→ **Short problem**
Reproduce all the entries precisely.

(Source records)
----

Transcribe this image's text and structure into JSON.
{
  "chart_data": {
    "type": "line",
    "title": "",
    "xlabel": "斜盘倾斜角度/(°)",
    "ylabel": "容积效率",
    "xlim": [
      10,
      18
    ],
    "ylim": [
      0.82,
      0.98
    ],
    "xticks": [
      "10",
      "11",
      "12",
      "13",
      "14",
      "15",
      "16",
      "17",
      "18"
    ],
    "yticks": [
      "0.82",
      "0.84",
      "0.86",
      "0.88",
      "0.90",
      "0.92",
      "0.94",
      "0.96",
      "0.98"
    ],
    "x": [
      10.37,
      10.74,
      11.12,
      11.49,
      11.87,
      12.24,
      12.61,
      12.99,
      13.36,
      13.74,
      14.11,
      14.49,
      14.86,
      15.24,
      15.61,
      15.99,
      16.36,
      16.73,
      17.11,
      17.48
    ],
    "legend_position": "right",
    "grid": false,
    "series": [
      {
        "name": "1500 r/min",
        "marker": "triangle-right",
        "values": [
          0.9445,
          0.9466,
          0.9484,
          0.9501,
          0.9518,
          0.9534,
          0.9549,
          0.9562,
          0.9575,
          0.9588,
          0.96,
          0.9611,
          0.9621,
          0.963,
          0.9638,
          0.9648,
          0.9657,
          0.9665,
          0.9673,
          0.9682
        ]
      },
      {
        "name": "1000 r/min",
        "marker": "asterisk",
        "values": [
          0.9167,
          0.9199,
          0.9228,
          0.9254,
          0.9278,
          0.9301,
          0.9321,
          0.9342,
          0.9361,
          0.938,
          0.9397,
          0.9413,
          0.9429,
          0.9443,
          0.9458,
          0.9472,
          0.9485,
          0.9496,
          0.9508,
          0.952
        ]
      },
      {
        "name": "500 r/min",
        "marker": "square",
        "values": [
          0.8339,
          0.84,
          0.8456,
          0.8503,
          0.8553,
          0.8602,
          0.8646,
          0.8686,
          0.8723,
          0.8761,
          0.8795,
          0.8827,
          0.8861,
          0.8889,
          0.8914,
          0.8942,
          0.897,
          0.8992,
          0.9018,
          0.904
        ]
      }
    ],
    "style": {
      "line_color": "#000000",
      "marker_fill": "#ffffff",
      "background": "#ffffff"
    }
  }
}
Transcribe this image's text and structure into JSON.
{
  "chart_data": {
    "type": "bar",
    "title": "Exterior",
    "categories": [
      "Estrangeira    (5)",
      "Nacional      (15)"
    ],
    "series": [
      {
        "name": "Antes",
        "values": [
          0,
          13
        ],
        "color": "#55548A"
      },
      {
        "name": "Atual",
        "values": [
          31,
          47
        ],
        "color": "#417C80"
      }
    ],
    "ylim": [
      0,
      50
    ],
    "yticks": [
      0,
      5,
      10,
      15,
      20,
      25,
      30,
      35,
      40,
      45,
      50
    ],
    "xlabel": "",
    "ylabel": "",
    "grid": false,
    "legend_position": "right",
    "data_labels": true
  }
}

----

→ **Exercise solution**
Transcribe this image's text and structure into JSON.
{
  "chart_data": {
    "type": "line",
    "title": "",
    "xlabel": "斜盘倾斜角度/(°)",
    "ylabel": "容积效率",
    "xlim": [
      10,
      18
    ],
    "ylim": [
      0.82,
      0.98
    ],
    "xticks": [
      "10",
      "11",
      "12",
      "13",
      "14",
      "15",
      "16",
      "17",
      "18"
    ],
    "yticks": [
      "0.82",
      "0.84",
      "0.86",
      "0.88",
      "0.90",
      "0.92",
      "0.94",
      "0.96",
      "0.98"
    ],
    "x": [
      10.37,
      10.74,
      11.12,
      11.49,
      11.87,
      12.24,
      12.61,
      12.99,
      13.36,
      13.74,
      14.11,
      14.49,
      14.86,
      15.24,
      15.61,
      15.99,
      16.36,
      16.73,
      17.11,
      17.48
    ],
    "legend_position": "right",
    "grid": false,
    "series": [
      {
        "name": "1500 r/min",
        "marker": "triangle-right",
        "values": [
          0.9445,
          0.9466,
          0.9484,
          0.9501,
          0.9518,
          0.9534,
          0.9549,
          0.9562,
          0.9575,
          0.9588,
          0.96,
          0.9611,
          0.9621,
          0.963,
          0.9638,
          0.9648,
          0.9657,
          0.9665,
          0.9673,
          0.9682
        ]
      },
      {
        "name": "1000 r/min",
        "marker": "asterisk",
        "values": [
          0.9167,
          0.9199,
          0.9228,
          0.9254,
          0.9278,
          0.9301,
          0.9321,
          0.9342,
          0.9361,
          0.938,
          0.9397,
          0.9413,
          0.9429,
          0.9443,
          0.9458,
          0.9472,
          0.9485,
          0.9496,
          0.9508,
          0.952
        ]
      },
      {
        "name": "500 r/min",
        "marker": "square",
        "values": [
          0.8339,
          0.84,
          0.8456,
          0.8503,
          0.8553,
          0.8602,
          0.8646,
          0.8686,
          0.8723,
          0.8761,
          0.8795,
          0.8827,
          0.8861,
          0.8889,
          0.8914,
          0.8942,
          0.897,
          0.8992,
          0.9018,
          0.904
        ]
      }
    ],
    "style": {
      "line_color": "#000000",
      "marker_fill": "#ffffff",
      "background": "#ffffff"
    }
  }
}
Transcribe this image's text and structure into JSON.
{
  "chart_data": {
    "type": "bar",
    "title": "Exterior",
    "categories": [
      "Estrangeira    (5)",
      "Nacional      (15)"
    ],
    "series": [
      {
        "name": "Antes",
        "values": [
          0,
          13
        ],
        "color": "#55548A"
      },
      {
        "name": "Atual",
        "values": [
          31,
          47
        ],
        "color": "#417C80"
      }
    ],
    "ylim": [
      0,
      50
    ],
    "yticks": [
      0,
      5,
      10,
      15,
      20,
      25,
      30,
      35,
      40,
      45,
      50
    ],
    "xlabel": "",
    "ylabel": "",
    "grid": false,
    "legend_position": "right",
    "data_labels": true
  }
}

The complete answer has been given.